- DIRECTIVE
Look at the entries below and reproduce them exactly.

- LISTED RECORDS
──────
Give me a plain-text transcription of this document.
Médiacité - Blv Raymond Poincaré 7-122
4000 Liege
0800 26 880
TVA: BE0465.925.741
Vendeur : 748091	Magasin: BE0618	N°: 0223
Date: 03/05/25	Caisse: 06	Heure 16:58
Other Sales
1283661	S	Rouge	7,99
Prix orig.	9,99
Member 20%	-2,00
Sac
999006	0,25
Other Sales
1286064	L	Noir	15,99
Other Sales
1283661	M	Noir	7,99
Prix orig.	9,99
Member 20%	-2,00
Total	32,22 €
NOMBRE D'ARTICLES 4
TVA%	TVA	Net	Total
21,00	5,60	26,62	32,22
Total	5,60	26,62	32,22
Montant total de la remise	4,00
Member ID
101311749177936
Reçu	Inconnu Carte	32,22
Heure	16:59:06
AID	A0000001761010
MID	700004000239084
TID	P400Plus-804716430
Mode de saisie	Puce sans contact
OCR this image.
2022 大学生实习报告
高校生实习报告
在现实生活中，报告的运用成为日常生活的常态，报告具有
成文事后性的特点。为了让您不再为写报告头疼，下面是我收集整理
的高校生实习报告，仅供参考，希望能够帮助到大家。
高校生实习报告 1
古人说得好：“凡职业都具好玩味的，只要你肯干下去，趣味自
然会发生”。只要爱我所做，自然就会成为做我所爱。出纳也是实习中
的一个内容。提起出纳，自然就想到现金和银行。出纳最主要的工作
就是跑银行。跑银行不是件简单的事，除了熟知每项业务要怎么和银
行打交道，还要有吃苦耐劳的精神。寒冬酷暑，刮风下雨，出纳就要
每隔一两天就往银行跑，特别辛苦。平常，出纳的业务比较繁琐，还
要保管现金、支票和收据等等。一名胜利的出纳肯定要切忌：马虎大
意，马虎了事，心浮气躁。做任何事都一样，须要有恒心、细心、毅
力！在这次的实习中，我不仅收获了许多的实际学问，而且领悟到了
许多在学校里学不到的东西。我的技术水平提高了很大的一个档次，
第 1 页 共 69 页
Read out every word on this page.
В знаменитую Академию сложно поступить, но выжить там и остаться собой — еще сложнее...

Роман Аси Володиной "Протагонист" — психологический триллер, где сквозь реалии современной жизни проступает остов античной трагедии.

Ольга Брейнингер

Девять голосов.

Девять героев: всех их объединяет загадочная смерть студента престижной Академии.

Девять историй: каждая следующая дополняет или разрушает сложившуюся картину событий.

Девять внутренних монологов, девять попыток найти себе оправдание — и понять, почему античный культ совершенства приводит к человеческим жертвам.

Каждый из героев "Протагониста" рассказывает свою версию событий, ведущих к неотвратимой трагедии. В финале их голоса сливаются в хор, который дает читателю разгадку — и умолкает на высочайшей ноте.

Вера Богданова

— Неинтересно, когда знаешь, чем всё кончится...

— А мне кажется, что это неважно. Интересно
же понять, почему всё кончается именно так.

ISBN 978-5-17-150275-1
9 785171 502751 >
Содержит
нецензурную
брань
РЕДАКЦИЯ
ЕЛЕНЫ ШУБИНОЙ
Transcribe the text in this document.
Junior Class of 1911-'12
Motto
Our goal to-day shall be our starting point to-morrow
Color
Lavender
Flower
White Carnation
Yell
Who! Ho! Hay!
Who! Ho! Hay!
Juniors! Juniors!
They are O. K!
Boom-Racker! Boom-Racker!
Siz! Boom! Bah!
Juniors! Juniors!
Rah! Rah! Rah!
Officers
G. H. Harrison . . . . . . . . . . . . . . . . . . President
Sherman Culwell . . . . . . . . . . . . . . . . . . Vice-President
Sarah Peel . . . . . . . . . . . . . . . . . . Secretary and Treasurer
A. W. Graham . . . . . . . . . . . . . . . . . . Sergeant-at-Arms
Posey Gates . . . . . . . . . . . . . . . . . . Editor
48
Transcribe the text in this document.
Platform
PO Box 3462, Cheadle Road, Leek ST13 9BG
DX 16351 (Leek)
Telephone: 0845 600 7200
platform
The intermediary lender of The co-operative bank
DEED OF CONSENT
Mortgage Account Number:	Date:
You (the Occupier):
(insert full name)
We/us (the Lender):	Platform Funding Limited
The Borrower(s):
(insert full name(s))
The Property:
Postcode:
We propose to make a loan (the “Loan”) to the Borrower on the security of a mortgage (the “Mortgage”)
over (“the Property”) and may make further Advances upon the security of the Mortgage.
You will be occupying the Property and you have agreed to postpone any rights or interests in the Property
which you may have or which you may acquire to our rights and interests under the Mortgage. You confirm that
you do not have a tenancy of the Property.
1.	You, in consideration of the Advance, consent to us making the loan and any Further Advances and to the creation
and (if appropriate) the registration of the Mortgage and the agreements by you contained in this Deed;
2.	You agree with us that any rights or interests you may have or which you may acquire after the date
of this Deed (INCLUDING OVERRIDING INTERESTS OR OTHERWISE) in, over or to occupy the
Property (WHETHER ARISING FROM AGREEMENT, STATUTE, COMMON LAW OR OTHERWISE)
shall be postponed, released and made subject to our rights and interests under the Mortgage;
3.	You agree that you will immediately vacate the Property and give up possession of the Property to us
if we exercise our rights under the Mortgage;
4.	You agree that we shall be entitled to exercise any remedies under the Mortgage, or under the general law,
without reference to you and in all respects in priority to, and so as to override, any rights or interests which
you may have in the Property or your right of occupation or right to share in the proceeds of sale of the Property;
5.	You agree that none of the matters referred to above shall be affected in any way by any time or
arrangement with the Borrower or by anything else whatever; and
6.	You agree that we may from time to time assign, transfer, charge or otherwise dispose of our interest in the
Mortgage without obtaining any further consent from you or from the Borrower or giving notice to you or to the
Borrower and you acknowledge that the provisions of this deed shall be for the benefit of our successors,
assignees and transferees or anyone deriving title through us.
──────
- PROBLEM SOLUTION
Give me a plain-text transcription of this document.
Médiacité - Blv Raymond Poincaré 7-122
4000 Liege
0800 26 880
TVA: BE0465.925.741
Vendeur : 748091	Magasin: BE0618	N°: 0223
Date: 03/05/25	Caisse: 06	Heure 16:58
Other Sales
1283661	S	Rouge	7,99
Prix orig.	9,99
Member 20%	-2,00
Sac
999006	0,25
Other Sales
1286064	L	Noir	15,99
Other Sales
1283661	M	Noir	7,99
Prix orig.	9,99
Member 20%	-2,00
Total	32,22 €
NOMBRE D'ARTICLES 4
TVA%	TVA	Net	Total
21,00	5,60	26,62	32,22
Total	5,60	26,62	32,22
Montant total de la remise	4,00
Member ID
101311749177936
Reçu	Inconnu Carte	32,22
Heure	16:59:06
AID	A0000001761010
MID	700004000239084
TID	P400Plus-804716430
Mode de saisie	Puce sans contact
OCR this image.
2022 大学生实习报告
高校生实习报告
在现实生活中，报告的运用成为日常生活的常态，报告具有
成文事后性的特点。为了让您不再为写报告头疼，下面是我收集整理
的高校生实习报告，仅供参考，希望能够帮助到大家。
高校生实习报告 1
古人说得好：“凡职业都具好玩味的，只要你肯干下去，趣味自
然会发生”。只要爱我所做，自然就会成为做我所爱。出纳也是实习中
的一个内容。提起出纳，自然就想到现金和银行。出纳最主要的工作
就是跑银行。跑银行不是件简单的事，除了熟知每项业务要怎么和银
行打交道，还要有吃苦耐劳的精神。寒冬酷暑，刮风下雨，出纳就要
每隔一两天就往银行跑，特别辛苦。平常，出纳的业务比较繁琐，还
要保管现金、支票和收据等等。一名胜利的出纳肯定要切忌：马虎大
意，马虎了事，心浮气躁。做任何事都一样，须要有恒心、细心、毅
力！在这次的实习中，我不仅收获了许多的实际学问，而且领悟到了
许多在学校里学不到的东西。我的技术水平提高了很大的一个档次，
第 1 页 共 69 页
Read out every word on this page.
В знаменитую Академию сложно поступить, но выжить там и остаться собой — еще сложнее...

Роман Аси Володиной "Протагонист" — психологический триллер, где сквозь реалии современной жизни проступает остов античной трагедии.

Ольга Брейнингер

Девять голосов.

Девять героев: всех их объединяет загадочная смерть студента престижной Академии.

Девять историй: каждая следующая дополняет или разрушает сложившуюся картину событий.

Девять внутренних монологов, девять попыток найти себе оправдание — и понять, почему античный культ совершенства приводит к человеческим жертвам.

Каждый из героев "Протагониста" рассказывает свою версию событий, ведущих к неотвратимой трагедии. В финале их голоса сливаются в хор, который дает читателю разгадку — и умолкает на высочайшей ноте.

Вера Богданова

— Неинтересно, когда знаешь, чем всё кончится...

— А мне кажется, что это неважно. Интересно
же понять, почему всё кончается именно так.

ISBN 978-5-17-150275-1
9 785171 502751 >
Содержит
нецензурную
брань
РЕДАКЦИЯ
ЕЛЕНЫ ШУБИНОЙ
Transcribe the text in this document.
Junior Class of 1911-'12
Motto
Our goal to-day shall be our starting point to-morrow
Color
Lavender
Flower
White Carnation
Yell
Who! Ho! Hay!
Who! Ho! Hay!
Juniors! Juniors!
They are O. K!
Boom-Racker! Boom-Racker!
Siz! Boom! Bah!
Juniors! Juniors!
Rah! Rah! Rah!
Officers
G. H. Harrison . . . . . . . . . . . . . . . . . . President
Sherman Culwell . . . . . . . . . . . . . . . . . . Vice-President
Sarah Peel . . . . . . . . . . . . . . . . . . Secretary and Treasurer
A. W. Graham . . . . . . . . . . . . . . . . . . Sergeant-at-Arms
Posey Gates . . . . . . . . . . . . . . . . . . Editor
48
Transcribe the text in this document.
Platform
PO Box 3462, Cheadle Road, Leek ST13 9BG
DX 16351 (Leek)
Telephone: 0845 600 7200
platform
The intermediary lender of The co-operative bank
DEED OF CONSENT
Mortgage Account Number:	Date:
You (the Occupier):
(insert full name)
We/us (the Lender):	Platform Funding Limited
The Borrower(s):
(insert full name(s))
The Property:
Postcode:
We propose to make a loan (the “Loan”) to the Borrower on the security of a mortgage (the “Mortgage”)
over (“the Property”) and may make further Advances upon the security of the Mortgage.
You will be occupying the Property and you have agreed to postpone any rights or interests in the Property
which you may have or which you may acquire to our rights and interests under the Mortgage. You confirm that
you do not have a tenancy of the Property.
1.	You, in consideration of the Advance, consent to us making the loan and any Further Advances and to the creation
and (if appropriate) the registration of the Mortgage and the agreements by you contained in this Deed;
2.	You agree with us that any rights or interests you may have or which you may acquire after the date
of this Deed (INCLUDING OVERRIDING INTERESTS OR OTHERWISE) in, over or to occupy the
Property (WHETHER ARISING FROM AGREEMENT, STATUTE, COMMON LAW OR OTHERWISE)
shall be postponed, released and made subject to our rights and interests under the Mortgage;
3.	You agree that you will immediately vacate the Property and give up possession of the Property to us
if we exercise our rights under the Mortgage;
4.	You agree that we shall be entitled to exercise any remedies under the Mortgage, or under the general law,
without reference to you and in all respects in priority to, and so as to override, any rights or interests which
you may have in the Property or your right of occupation or right to share in the proceeds of sale of the Property;
5.	You agree that none of the matters referred to above shall be affected in any way by any time or
arrangement with the Borrower or by anything else whatever; and
6.	You agree that we may from time to time assign, transfer, charge or otherwise dispose of our interest in the
Mortgage without obtaining any further consent from you or from the Borrower or giving notice to you or to the
Borrower and you acknowledge that the provisions of this deed shall be for the benefit of our successors,
assignees and transferees or anyone deriving title through us.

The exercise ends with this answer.